Exercise: Reproduce the entries exactly.

[BEGIN The records]

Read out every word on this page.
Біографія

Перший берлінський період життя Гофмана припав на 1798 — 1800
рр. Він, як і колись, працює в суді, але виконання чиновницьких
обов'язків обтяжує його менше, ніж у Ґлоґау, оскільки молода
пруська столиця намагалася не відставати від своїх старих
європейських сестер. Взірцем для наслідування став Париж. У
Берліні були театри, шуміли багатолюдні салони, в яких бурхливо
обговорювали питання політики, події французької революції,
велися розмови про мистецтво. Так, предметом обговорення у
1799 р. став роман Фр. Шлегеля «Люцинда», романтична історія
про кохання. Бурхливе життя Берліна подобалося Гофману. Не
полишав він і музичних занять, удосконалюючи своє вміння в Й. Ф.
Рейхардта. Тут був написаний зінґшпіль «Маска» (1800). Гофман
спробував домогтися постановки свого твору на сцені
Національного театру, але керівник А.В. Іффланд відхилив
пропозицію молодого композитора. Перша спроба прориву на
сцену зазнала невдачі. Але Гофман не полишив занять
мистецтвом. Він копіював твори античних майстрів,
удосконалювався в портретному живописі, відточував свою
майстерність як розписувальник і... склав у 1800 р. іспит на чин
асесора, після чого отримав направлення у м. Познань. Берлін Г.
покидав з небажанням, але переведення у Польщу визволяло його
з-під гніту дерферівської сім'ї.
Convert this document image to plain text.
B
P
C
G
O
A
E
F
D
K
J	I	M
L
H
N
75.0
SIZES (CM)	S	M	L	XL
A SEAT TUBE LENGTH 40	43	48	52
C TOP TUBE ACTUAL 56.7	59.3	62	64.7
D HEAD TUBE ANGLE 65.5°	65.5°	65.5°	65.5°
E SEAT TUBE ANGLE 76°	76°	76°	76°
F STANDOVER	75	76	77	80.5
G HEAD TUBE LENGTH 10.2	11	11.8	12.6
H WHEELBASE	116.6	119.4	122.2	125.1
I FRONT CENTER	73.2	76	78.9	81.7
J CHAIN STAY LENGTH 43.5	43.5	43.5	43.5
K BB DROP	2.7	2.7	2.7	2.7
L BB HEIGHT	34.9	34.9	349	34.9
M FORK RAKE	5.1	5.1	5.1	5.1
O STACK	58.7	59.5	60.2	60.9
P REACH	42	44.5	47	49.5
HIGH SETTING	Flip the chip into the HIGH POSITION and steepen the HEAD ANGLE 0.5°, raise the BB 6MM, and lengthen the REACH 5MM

[END The records]

Problem solution:
Read out every word on this page.
Біографія

Перший берлінський період життя Гофмана припав на 1798 — 1800
рр. Він, як і колись, працює в суді, але виконання чиновницьких
обов'язків обтяжує його менше, ніж у Ґлоґау, оскільки молода
пруська столиця намагалася не відставати від своїх старих
європейських сестер. Взірцем для наслідування став Париж. У
Берліні були театри, шуміли багатолюдні салони, в яких бурхливо
обговорювали питання політики, події французької революції,
велися розмови про мистецтво. Так, предметом обговорення у
1799 р. став роман Фр. Шлегеля «Люцинда», романтична історія
про кохання. Бурхливе життя Берліна подобалося Гофману. Не
полишав він і музичних занять, удосконалюючи своє вміння в Й. Ф.
Рейхардта. Тут був написаний зінґшпіль «Маска» (1800). Гофман
спробував домогтися постановки свого твору на сцені
Національного театру, але керівник А.В. Іффланд відхилив
пропозицію молодого композитора. Перша спроба прориву на
сцену зазнала невдачі. Але Гофман не полишив занять
мистецтвом. Він копіював твори античних майстрів,
удосконалювався в портретному живописі, відточував свою
майстерність як розписувальник і... склав у 1800 р. іспит на чин
асесора, після чого отримав направлення у м. Познань. Берлін Г.
покидав з небажанням, але переведення у Польщу визволяло його
з-під гніту дерферівської сім'ї.
Convert this document image to plain text.
B
P
C
G
O
A
E
F
D
K
J	I	M
L
H
N
75.0
SIZES (CM)	S	M	L	XL
A SEAT TUBE LENGTH 40	43	48	52
C TOP TUBE ACTUAL 56.7	59.3	62	64.7
D HEAD TUBE ANGLE 65.5°	65.5°	65.5°	65.5°
E SEAT TUBE ANGLE 76°	76°	76°	76°
F STANDOVER	75	76	77	80.5
G HEAD TUBE LENGTH 10.2	11	11.8	12.6
H WHEELBASE	116.6	119.4	122.2	125.1
I FRONT CENTER	73.2	76	78.9	81.7
J CHAIN STAY LENGTH 43.5	43.5	43.5	43.5
K BB DROP	2.7	2.7	2.7	2.7
L BB HEIGHT	34.9	34.9	349	34.9
M FORK RAKE	5.1	5.1	5.1	5.1
O STACK	58.7	59.5	60.2	60.9
P REACH	42	44.5	47	49.5
HIGH SETTING	Flip the chip into the HIGH POSITION and steepen the HEAD ANGLE 0.5°, raise the BB 6MM, and lengthen the REACH 5MM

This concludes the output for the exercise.